→ **Work required**: Output each line exactly as it appears, skipping any embedded picture.
## Begin
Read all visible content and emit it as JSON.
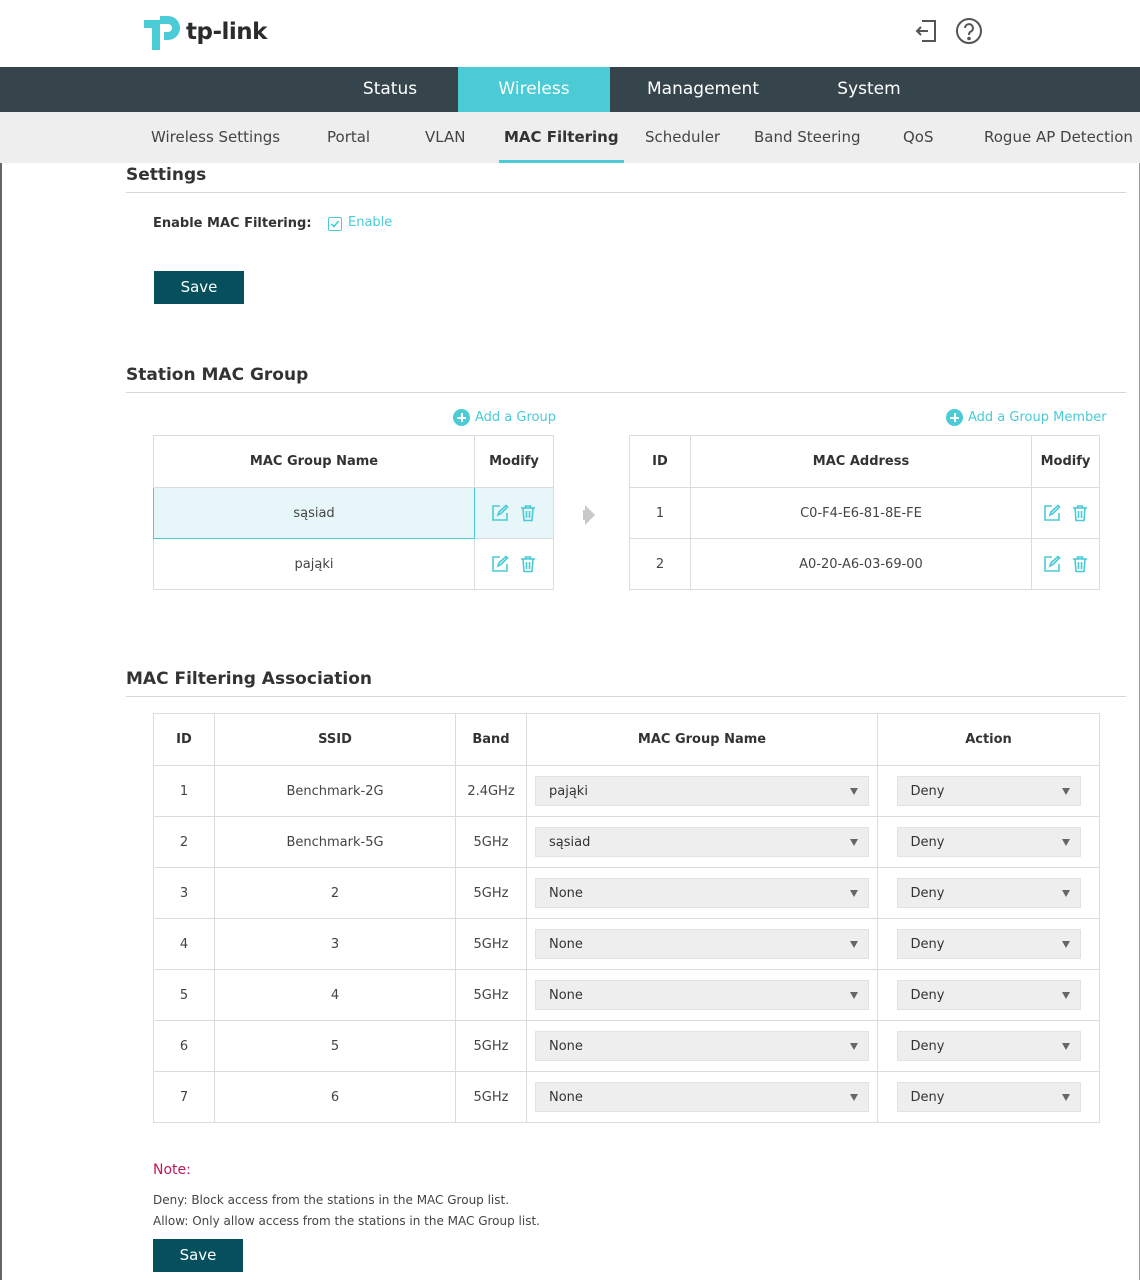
{
  "brand": {
    "name": "tp-link",
    "color": "#4acbd6"
  },
  "header_icons": [
    "logout-icon",
    "help-icon"
  ],
  "main_nav": [
    "Status",
    "Wireless",
    "Management",
    "System"
  ],
  "main_nav_active": "Wireless",
  "sub_nav": [
    "Wireless Settings",
    "Portal",
    "VLAN",
    "MAC Filtering",
    "Scheduler",
    "Band Steering",
    "QoS",
    "Rogue AP Detection"
  ],
  "sub_nav_active": "MAC Filtering",
  "settings": {
    "title": "Settings",
    "enable_label": "Enable MAC Filtering:",
    "enable_text": "Enable",
    "enabled": true,
    "save_label": "Save"
  },
  "station_group": {
    "title": "Station MAC Group",
    "add_group": "Add a Group",
    "add_member": "Add a Group Member",
    "groups_headers": [
      "MAC Group Name",
      "Modify"
    ],
    "groups": [
      "sąsiad",
      "pająki"
    ],
    "selected_group": "sąsiad",
    "members_headers": [
      "ID",
      "MAC Address",
      "Modify"
    ],
    "members": [
      {
        "id": "1",
        "mac": "C0-F4-E6-81-8E-FE"
      },
      {
        "id": "2",
        "mac": "A0-20-A6-03-69-00"
      }
    ]
  },
  "association": {
    "title": "MAC Filtering Association",
    "headers": [
      "ID",
      "SSID",
      "Band",
      "MAC Group Name",
      "Action"
    ],
    "rows": [
      {
        "id": "1",
        "ssid": "Benchmark-2G",
        "band": "2.4GHz",
        "group": "pająki",
        "action": "Deny"
      },
      {
        "id": "2",
        "ssid": "Benchmark-5G",
        "band": "5GHz",
        "group": "sąsiad",
        "action": "Deny"
      },
      {
        "id": "3",
        "ssid": "2",
        "band": "5GHz",
        "group": "None",
        "action": "Deny"
      },
      {
        "id": "4",
        "ssid": "3",
        "band": "5GHz",
        "group": "None",
        "action": "Deny"
      },
      {
        "id": "5",
        "ssid": "4",
        "band": "5GHz",
        "group": "None",
        "action": "Deny"
      },
      {
        "id": "6",
        "ssid": "5",
        "band": "5GHz",
        "group": "None",
        "action": "Deny"
      },
      {
        "id": "7",
        "ssid": "6",
        "band": "5GHz",
        "group": "None",
        "action": "Deny"
      }
    ]
  },
  "note": {
    "title": "Note:",
    "lines": [
      "Deny: Block access from the stations in the MAC Group list.",
      "Allow: Only allow access from the stations in the MAC Group list."
    ],
    "save_label": "Save"
  }
}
## End
→ **Reply to the exercise**:
Read all visible content and emit it as JSON.
{
  "brand": {
    "name": "tp-link",
    "color": "#4acbd6"
  },
  "header_icons": [
    "logout-icon",
    "help-icon"
  ],
  "main_nav": [
    "Status",
    "Wireless",
    "Management",
    "System"
  ],
  "main_nav_active": "Wireless",
  "sub_nav": [
    "Wireless Settings",
    "Portal",
    "VLAN",
    "MAC Filtering",
    "Scheduler",
    "Band Steering",
    "QoS",
    "Rogue AP Detection"
  ],
  "sub_nav_active": "MAC Filtering",
  "settings": {
    "title": "Settings",
    "enable_label": "Enable MAC Filtering:",
    "enable_text": "Enable",
    "enabled": true,
    "save_label": "Save"
  },
  "station_group": {
    "title": "Station MAC Group",
    "add_group": "Add a Group",
    "add_member": "Add a Group Member",
    "groups_headers": [
      "MAC Group Name",
      "Modify"
    ],
    "groups": [
      "sąsiad",
      "pająki"
    ],
    "selected_group": "sąsiad",
    "members_headers": [
      "ID",
      "MAC Address",
      "Modify"
    ],
    "members": [
      {
        "id": "1",
        "mac": "C0-F4-E6-81-8E-FE"
      },
      {
        "id": "2",
        "mac": "A0-20-A6-03-69-00"
      }
    ]
  },
  "association": {
    "title": "MAC Filtering Association",
    "headers": [
      "ID",
      "SSID",
      "Band",
      "MAC Group Name",
      "Action"
    ],
    "rows": [
      {
        "id": "1",
        "ssid": "Benchmark-2G",
        "band": "2.4GHz",
        "group": "pająki",
        "action": "Deny"
      },
      {
        "id": "2",
        "ssid": "Benchmark-5G",
        "band": "5GHz",
        "group": "sąsiad",
        "action": "Deny"
      },
      {
        "id": "3",
        "ssid": "2",
        "band": "5GHz",
        "group": "None",
        "action": "Deny"
      },
      {
        "id": "4",
        "ssid": "3",
        "band": "5GHz",
        "group": "None",
        "action": "Deny"
      },
      {
        "id": "5",
        "ssid": "4",
        "band": "5GHz",
        "group": "None",
        "action": "Deny"
      },
      {
        "id": "6",
        "ssid": "5",
        "band": "5GHz",
        "group": "None",
        "action": "Deny"
      },
      {
        "id": "7",
        "ssid": "6",
        "band": "5GHz",
        "group": "None",
        "action": "Deny"
      }
    ]
  },
  "note": {
    "title": "Note:",
    "lines": [
      "Deny: Block access from the stations in the MAC Group list.",
      "Allow: Only allow access from the stations in the MAC Group list."
    ],
    "save_label": "Save"
  }
}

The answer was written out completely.